▶ [Dataset entries]:

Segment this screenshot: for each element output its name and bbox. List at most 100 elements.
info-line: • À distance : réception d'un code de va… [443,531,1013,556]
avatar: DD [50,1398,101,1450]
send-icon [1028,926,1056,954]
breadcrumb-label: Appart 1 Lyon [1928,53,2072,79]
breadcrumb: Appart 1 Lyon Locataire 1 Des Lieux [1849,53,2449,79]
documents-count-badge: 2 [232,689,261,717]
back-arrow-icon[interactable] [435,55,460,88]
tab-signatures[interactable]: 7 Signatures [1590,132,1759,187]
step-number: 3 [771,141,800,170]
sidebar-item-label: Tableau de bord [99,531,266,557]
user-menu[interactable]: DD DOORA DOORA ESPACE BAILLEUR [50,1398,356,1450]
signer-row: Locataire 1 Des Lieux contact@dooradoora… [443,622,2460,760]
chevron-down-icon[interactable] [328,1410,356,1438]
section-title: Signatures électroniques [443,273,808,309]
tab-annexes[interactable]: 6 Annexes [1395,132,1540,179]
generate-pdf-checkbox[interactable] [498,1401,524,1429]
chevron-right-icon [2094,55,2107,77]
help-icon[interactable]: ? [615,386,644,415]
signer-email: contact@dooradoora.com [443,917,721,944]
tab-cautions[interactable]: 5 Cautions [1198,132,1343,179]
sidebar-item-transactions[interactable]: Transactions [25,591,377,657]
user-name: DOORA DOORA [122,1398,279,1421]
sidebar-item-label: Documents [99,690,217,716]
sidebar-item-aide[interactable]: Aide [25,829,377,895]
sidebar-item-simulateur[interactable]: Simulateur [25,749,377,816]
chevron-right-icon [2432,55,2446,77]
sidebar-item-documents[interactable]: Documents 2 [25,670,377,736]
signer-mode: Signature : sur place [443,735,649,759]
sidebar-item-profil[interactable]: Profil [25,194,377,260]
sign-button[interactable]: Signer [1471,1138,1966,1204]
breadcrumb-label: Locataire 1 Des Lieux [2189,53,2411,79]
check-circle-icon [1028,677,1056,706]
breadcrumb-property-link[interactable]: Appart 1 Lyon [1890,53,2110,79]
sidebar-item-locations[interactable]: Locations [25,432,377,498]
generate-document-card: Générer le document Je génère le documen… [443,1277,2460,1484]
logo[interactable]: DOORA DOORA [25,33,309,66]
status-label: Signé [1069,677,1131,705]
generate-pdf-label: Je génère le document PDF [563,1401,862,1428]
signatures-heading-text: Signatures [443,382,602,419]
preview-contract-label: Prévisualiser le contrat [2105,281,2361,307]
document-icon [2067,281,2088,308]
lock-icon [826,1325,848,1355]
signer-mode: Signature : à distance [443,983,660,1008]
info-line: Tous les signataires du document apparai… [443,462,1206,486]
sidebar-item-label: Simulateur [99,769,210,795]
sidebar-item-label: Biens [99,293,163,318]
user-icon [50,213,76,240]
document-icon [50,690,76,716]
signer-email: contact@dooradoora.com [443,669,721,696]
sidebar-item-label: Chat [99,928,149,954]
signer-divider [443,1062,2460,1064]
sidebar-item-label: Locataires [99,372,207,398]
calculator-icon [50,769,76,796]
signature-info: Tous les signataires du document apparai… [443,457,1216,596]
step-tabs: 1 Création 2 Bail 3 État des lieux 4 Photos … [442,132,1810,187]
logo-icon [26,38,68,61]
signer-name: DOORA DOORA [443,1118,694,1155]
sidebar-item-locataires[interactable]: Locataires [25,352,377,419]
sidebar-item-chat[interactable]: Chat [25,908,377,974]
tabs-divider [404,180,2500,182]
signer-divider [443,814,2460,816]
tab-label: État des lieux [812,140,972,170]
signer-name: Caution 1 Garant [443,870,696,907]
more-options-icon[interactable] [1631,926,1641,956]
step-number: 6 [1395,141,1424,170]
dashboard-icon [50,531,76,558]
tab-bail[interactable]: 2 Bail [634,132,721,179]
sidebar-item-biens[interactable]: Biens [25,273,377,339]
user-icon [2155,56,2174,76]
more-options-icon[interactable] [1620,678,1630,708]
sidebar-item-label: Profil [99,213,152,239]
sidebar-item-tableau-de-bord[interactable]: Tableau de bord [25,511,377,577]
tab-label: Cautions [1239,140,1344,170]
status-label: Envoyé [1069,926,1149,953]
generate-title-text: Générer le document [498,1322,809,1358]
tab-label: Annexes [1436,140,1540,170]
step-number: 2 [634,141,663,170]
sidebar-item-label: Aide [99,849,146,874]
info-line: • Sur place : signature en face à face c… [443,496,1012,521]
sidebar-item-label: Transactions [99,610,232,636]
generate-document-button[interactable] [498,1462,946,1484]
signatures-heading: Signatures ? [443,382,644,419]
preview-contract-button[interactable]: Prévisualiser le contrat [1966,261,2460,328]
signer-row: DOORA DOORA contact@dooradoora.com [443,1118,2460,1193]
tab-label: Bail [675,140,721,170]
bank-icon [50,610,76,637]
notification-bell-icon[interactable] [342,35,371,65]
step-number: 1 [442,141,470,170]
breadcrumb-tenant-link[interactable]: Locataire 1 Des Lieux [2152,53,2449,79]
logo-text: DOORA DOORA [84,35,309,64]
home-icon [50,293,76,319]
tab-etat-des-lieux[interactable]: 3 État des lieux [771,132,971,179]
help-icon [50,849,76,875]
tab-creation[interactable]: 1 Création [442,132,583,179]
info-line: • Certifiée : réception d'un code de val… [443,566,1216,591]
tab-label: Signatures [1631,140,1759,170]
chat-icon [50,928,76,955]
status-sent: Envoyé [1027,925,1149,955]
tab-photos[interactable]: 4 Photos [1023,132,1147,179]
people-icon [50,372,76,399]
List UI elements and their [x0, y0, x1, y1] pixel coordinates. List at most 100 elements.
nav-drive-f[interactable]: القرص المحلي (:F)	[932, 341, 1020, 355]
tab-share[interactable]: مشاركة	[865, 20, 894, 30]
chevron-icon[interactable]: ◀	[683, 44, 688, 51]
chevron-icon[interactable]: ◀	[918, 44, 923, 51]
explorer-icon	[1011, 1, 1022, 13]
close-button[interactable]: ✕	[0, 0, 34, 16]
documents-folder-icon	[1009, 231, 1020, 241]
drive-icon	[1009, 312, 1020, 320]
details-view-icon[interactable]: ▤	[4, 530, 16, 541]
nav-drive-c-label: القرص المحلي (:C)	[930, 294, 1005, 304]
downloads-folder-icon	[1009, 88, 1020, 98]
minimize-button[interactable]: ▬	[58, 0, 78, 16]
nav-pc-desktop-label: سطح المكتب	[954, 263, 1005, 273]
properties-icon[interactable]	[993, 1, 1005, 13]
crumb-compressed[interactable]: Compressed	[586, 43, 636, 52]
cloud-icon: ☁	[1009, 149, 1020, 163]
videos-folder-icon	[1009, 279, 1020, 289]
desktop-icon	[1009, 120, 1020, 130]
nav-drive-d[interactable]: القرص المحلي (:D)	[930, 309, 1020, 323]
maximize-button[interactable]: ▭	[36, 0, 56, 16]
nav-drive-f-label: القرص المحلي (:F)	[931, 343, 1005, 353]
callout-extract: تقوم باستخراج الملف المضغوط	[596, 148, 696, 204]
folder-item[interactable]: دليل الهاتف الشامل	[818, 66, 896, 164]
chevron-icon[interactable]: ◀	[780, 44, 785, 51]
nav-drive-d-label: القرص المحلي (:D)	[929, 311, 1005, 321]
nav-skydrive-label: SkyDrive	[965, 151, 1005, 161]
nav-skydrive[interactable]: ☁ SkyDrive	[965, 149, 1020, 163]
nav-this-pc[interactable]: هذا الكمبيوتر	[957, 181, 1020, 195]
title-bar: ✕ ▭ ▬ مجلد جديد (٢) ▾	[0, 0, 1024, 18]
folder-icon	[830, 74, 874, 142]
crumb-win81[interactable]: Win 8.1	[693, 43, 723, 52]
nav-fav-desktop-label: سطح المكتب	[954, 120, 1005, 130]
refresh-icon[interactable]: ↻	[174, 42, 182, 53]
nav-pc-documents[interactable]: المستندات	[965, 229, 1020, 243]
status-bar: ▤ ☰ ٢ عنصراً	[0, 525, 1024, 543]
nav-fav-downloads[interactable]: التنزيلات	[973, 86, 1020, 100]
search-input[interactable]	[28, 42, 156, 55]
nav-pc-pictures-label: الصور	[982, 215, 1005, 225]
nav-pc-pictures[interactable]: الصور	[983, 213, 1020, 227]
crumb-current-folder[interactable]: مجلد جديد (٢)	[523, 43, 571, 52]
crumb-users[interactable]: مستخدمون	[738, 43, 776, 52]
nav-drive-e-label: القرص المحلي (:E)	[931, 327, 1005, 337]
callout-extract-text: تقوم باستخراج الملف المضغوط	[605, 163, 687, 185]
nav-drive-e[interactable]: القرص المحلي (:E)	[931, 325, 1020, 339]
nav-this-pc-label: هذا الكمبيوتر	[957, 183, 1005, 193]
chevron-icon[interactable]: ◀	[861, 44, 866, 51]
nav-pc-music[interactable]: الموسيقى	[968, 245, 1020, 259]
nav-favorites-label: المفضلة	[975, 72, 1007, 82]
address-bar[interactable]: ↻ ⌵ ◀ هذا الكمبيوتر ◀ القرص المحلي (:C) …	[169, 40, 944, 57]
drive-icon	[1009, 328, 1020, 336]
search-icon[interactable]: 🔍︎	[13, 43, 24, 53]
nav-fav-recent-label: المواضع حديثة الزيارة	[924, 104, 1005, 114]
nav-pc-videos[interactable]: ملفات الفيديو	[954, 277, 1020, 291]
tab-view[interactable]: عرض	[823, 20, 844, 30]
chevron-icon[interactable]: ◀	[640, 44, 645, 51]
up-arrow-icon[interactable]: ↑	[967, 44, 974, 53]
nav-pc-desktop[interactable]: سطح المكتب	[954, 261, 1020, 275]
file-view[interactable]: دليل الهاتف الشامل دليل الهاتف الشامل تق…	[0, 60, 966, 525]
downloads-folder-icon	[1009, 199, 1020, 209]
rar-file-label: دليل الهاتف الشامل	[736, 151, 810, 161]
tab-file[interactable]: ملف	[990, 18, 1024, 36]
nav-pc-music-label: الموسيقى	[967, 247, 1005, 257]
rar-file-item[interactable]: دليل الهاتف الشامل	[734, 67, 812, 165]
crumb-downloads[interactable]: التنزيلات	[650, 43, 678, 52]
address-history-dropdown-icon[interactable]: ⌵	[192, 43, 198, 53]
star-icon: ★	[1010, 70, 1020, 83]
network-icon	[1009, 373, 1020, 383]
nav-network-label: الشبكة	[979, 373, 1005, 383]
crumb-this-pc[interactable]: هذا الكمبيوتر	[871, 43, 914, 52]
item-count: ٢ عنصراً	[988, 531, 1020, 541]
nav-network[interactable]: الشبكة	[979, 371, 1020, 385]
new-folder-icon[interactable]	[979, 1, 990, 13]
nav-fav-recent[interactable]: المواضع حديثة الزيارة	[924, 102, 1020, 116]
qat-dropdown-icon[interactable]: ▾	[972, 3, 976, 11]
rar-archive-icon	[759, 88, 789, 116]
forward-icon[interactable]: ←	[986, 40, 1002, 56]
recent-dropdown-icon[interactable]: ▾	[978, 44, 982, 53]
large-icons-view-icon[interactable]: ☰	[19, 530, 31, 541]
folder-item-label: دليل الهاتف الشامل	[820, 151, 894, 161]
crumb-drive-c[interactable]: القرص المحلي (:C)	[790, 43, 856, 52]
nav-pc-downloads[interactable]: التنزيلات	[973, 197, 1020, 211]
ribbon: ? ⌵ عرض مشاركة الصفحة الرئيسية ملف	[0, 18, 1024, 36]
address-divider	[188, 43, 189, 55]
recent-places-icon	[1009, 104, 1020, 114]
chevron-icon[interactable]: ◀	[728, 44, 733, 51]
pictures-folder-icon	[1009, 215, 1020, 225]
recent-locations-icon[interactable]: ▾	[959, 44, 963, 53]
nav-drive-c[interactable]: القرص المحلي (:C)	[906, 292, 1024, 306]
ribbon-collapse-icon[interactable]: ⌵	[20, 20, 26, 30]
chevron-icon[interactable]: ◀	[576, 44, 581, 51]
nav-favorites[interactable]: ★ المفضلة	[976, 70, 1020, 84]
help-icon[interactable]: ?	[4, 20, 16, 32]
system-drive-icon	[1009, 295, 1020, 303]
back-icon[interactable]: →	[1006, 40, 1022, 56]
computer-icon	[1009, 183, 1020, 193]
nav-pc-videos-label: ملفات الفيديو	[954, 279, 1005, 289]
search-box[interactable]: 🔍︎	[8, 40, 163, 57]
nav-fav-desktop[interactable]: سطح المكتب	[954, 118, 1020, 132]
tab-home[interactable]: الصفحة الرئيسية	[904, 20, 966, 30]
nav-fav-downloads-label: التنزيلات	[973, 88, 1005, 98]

▶ [Task details]: Reproduce the records verbatim, starting at their first line and ending at the line containing "user-menu[interactable]: DD DOORA", with both of those lines included.

▶ [Answer in full]:
Segment this screenshot: for each element output its name and bbox. List at most 100 elements.
info-line: • À distance : réception d'un code de va… [443,531,1013,556]
avatar: DD [50,1398,101,1450]
send-icon [1028,926,1056,954]
breadcrumb-label: Appart 1 Lyon [1928,53,2072,79]
breadcrumb: Appart 1 Lyon Locataire 1 Des Lieux [1849,53,2449,79]
documents-count-badge: 2 [232,689,261,717]
back-arrow-icon[interactable] [435,55,460,88]
tab-signatures[interactable]: 7 Signatures [1590,132,1759,187]
step-number: 3 [771,141,800,170]
sidebar-item-label: Tableau de bord [99,531,266,557]
user-menu[interactable]: DD DOORA DOORA ESPACE BAILLEUR [50,1398,356,1450]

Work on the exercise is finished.